- _Written task_
Work out how many lines hold the string "JSON". The answer is a single number, nothing more.

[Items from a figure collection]
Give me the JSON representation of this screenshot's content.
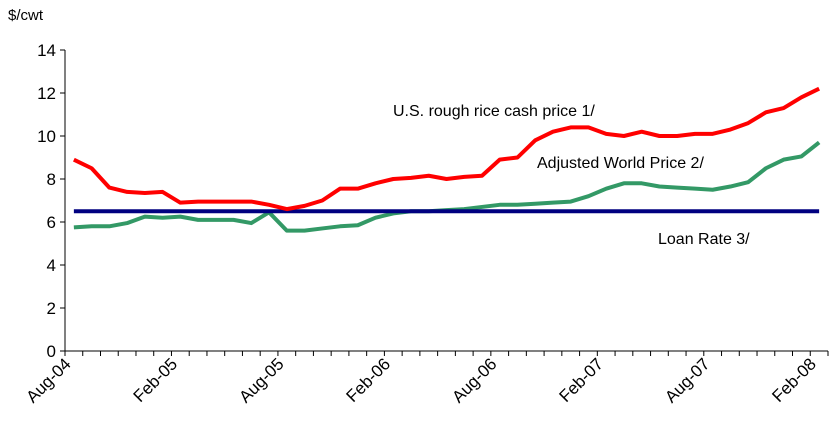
{
  "chart_data": {
    "type": "line",
    "y_label": "$/cwt",
    "categories": [
      "Aug-04",
      null,
      null,
      null,
      null,
      null,
      "Feb-05",
      null,
      null,
      null,
      null,
      null,
      "Aug-05",
      null,
      null,
      null,
      null,
      null,
      "Feb-06",
      null,
      null,
      null,
      null,
      null,
      "Aug-06",
      null,
      null,
      null,
      null,
      null,
      "Feb-07",
      null,
      null,
      null,
      null,
      null,
      "Aug-07",
      null,
      null,
      null,
      null,
      null,
      "Feb-08"
    ],
    "series": [
      {
        "name": "U.S. rough rice cash price 1/",
        "color": "#ff0000",
        "values": [
          8.9,
          8.5,
          7.6,
          7.4,
          7.35,
          7.4,
          6.9,
          6.95,
          6.95,
          6.95,
          6.95,
          6.8,
          6.6,
          6.75,
          7.0,
          7.55,
          7.55,
          7.8,
          8.0,
          8.05,
          8.15,
          8.0,
          8.1,
          8.15,
          8.9,
          9.0,
          9.8,
          10.2,
          10.4,
          10.4,
          10.1,
          10.0,
          10.2,
          10.0,
          10.0,
          10.1,
          10.1,
          10.3,
          10.6,
          11.1,
          11.3,
          11.8,
          12.2
        ]
      },
      {
        "name": "Adjusted World Price 2/",
        "color": "#339966",
        "values": [
          5.75,
          5.8,
          5.8,
          5.95,
          6.25,
          6.2,
          6.25,
          6.1,
          6.1,
          6.1,
          5.95,
          6.45,
          5.6,
          5.6,
          5.7,
          5.8,
          5.85,
          6.2,
          6.4,
          6.5,
          6.5,
          6.55,
          6.6,
          6.7,
          6.8,
          6.8,
          6.85,
          6.9,
          6.95,
          7.2,
          7.55,
          7.8,
          7.8,
          7.65,
          7.6,
          7.55,
          7.5,
          7.65,
          7.85,
          8.5,
          8.9,
          9.05,
          9.7
        ]
      },
      {
        "name": "Loan Rate 3/",
        "color": "#000080",
        "values": [
          6.5,
          6.5,
          6.5,
          6.5,
          6.5,
          6.5,
          6.5,
          6.5,
          6.5,
          6.5,
          6.5,
          6.5,
          6.5,
          6.5,
          6.5,
          6.5,
          6.5,
          6.5,
          6.5,
          6.5,
          6.5,
          6.5,
          6.5,
          6.5,
          6.5,
          6.5,
          6.5,
          6.5,
          6.5,
          6.5,
          6.5,
          6.5,
          6.5,
          6.5,
          6.5,
          6.5,
          6.5,
          6.5,
          6.5,
          6.5,
          6.5,
          6.5,
          6.5
        ]
      }
    ],
    "ylim": [
      0,
      14
    ],
    "yticks": [
      0,
      2,
      4,
      6,
      8,
      10,
      12,
      14
    ],
    "grid": false
  }
}
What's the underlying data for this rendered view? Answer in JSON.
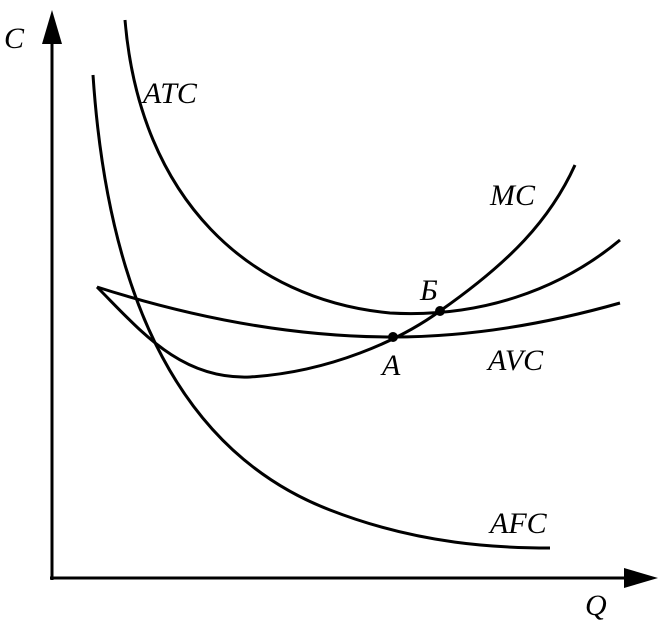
{
  "axes": {
    "y_label": "C",
    "x_label": "Q"
  },
  "curves": {
    "atc": "ATC",
    "mc": "MC",
    "avc": "AVC",
    "afc": "AFC"
  },
  "points": {
    "a": "А",
    "b": "Б"
  }
}
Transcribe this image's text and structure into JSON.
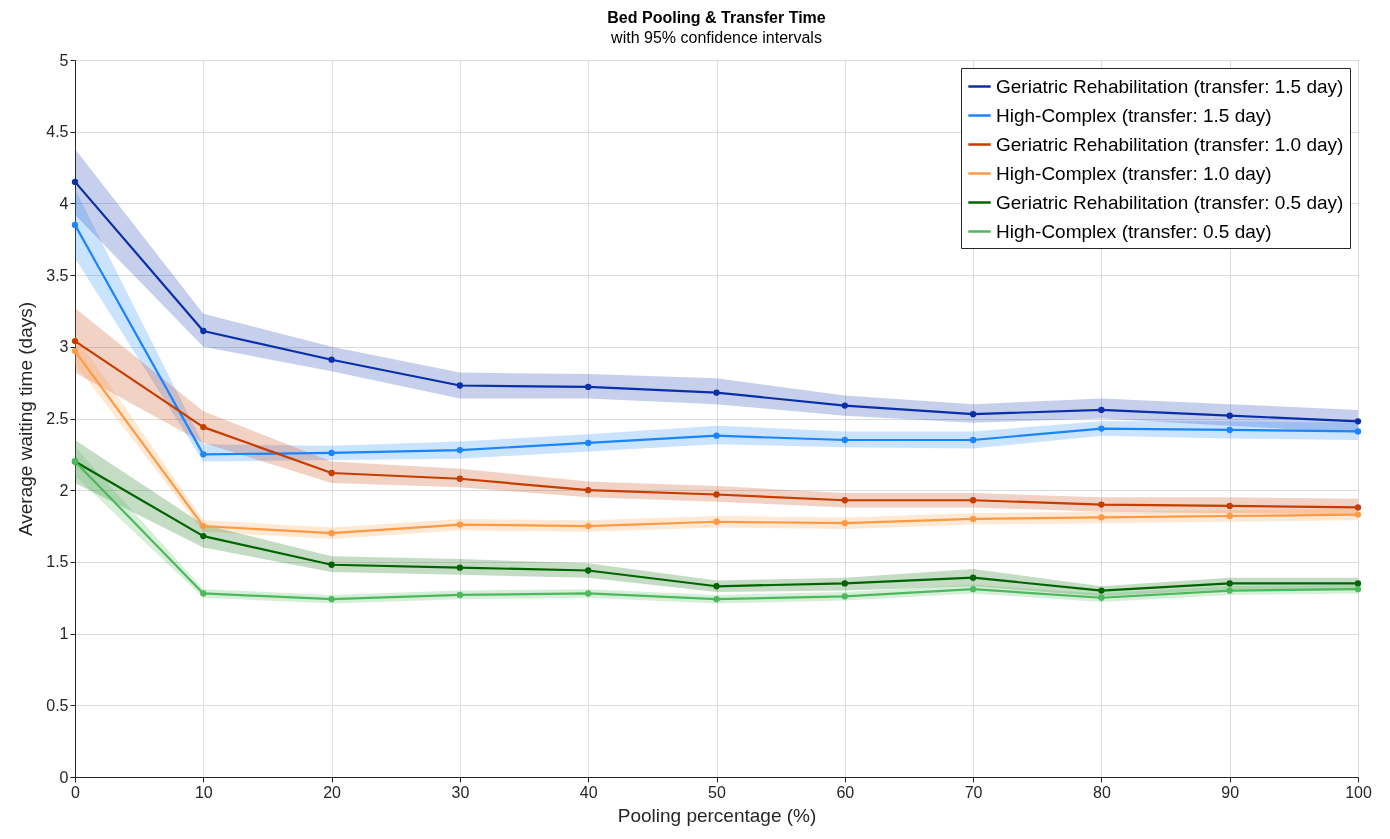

- _Complete output_
3